[start of DATA FOR THIS TASK]

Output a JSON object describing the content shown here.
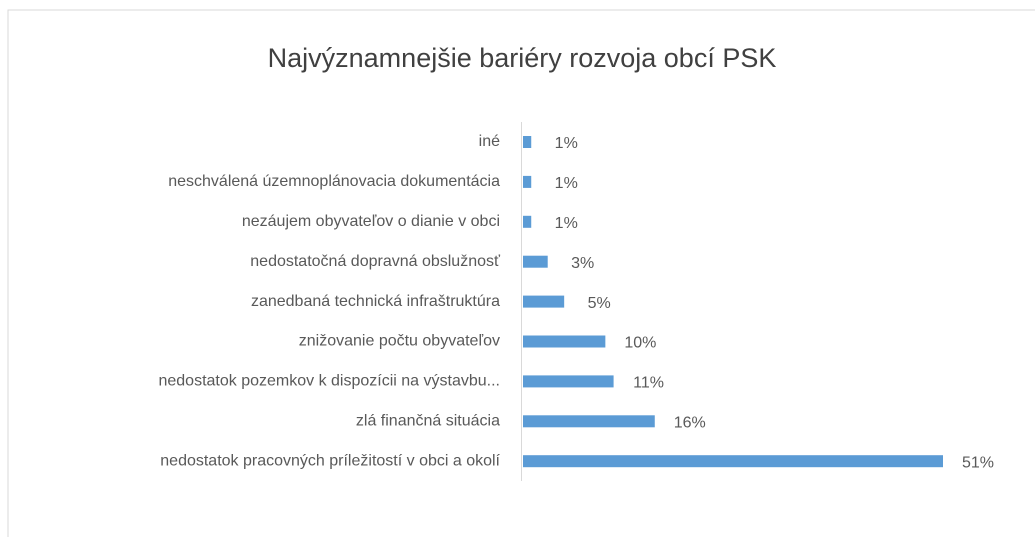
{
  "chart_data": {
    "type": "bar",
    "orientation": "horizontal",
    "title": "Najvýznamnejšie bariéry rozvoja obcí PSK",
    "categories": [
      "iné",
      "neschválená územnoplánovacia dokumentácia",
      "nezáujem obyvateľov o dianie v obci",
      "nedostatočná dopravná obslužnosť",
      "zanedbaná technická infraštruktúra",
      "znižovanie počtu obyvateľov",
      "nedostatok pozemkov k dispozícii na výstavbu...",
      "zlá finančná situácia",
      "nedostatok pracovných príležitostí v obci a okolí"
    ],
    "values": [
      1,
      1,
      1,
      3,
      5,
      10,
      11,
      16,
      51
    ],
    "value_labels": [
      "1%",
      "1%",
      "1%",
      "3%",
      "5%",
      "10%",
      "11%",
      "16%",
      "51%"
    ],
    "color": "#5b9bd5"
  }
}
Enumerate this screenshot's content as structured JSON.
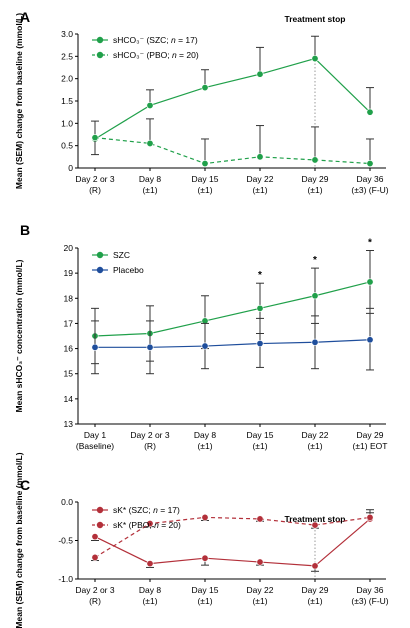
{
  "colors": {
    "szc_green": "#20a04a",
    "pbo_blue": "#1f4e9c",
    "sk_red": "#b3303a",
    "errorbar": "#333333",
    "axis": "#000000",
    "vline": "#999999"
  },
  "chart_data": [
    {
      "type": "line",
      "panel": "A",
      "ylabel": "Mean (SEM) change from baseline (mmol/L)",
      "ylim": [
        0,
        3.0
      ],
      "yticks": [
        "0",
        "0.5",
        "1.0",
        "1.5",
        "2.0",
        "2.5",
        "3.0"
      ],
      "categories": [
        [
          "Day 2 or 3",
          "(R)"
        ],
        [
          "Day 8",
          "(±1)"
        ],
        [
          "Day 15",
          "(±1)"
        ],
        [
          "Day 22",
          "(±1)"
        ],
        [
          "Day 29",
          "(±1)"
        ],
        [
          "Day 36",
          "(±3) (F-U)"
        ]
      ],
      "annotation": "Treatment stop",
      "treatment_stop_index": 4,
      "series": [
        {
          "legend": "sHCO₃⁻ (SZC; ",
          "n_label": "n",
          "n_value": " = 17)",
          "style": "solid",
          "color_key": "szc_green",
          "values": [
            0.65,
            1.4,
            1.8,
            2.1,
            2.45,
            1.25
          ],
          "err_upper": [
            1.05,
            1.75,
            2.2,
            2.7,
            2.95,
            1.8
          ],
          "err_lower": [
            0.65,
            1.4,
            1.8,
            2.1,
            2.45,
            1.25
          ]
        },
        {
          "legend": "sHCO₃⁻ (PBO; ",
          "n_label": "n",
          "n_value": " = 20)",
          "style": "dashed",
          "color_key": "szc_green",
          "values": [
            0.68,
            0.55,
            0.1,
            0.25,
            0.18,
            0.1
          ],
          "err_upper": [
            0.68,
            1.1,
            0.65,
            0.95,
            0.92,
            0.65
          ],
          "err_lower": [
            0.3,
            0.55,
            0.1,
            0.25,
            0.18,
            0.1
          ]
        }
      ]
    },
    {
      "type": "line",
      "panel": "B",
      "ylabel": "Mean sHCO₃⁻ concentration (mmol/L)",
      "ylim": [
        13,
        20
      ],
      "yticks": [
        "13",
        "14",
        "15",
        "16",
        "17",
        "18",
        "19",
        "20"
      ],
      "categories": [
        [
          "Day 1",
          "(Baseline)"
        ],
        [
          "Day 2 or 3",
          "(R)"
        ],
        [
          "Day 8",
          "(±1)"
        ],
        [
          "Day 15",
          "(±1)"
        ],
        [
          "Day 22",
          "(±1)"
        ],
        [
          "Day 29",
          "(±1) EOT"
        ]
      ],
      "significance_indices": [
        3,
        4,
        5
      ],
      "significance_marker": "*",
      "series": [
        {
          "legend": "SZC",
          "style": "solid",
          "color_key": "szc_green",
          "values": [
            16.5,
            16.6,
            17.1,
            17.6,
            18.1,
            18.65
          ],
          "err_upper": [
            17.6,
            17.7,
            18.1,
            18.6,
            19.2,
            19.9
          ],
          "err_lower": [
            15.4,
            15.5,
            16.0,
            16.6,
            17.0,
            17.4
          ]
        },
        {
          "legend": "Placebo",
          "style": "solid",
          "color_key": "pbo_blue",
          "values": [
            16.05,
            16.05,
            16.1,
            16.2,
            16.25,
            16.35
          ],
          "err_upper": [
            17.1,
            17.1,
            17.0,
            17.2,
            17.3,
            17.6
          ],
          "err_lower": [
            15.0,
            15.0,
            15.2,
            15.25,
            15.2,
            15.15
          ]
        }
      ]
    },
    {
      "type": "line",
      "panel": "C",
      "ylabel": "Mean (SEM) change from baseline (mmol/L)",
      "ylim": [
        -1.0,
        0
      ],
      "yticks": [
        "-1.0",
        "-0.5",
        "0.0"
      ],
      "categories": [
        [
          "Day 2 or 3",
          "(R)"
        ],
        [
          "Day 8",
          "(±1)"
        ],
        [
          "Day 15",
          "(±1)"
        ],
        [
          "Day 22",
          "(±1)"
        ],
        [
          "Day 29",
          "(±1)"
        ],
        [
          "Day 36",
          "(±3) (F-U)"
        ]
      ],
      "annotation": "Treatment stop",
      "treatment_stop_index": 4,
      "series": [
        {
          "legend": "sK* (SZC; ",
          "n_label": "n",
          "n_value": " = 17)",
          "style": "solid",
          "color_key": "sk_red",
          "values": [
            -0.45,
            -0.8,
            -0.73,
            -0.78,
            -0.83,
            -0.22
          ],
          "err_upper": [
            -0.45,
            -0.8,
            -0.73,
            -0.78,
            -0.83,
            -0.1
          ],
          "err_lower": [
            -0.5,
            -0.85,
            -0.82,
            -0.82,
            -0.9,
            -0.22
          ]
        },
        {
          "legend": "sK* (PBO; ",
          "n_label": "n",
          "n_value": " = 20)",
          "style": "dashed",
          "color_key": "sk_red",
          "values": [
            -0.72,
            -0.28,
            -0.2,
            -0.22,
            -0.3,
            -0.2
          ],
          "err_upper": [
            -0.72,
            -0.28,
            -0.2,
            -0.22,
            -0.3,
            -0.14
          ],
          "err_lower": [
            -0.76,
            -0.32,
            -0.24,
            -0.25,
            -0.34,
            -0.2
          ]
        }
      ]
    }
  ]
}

[end of DATA FOR THIS TASK]

(EXERCISE PROMPT): Look through the entries above for the word "JSON". Copy every line where it shows up.

(SOLUTION):
Output a JSON object describing the content shown here.
Enumerate this screenshot's content as structured JSON.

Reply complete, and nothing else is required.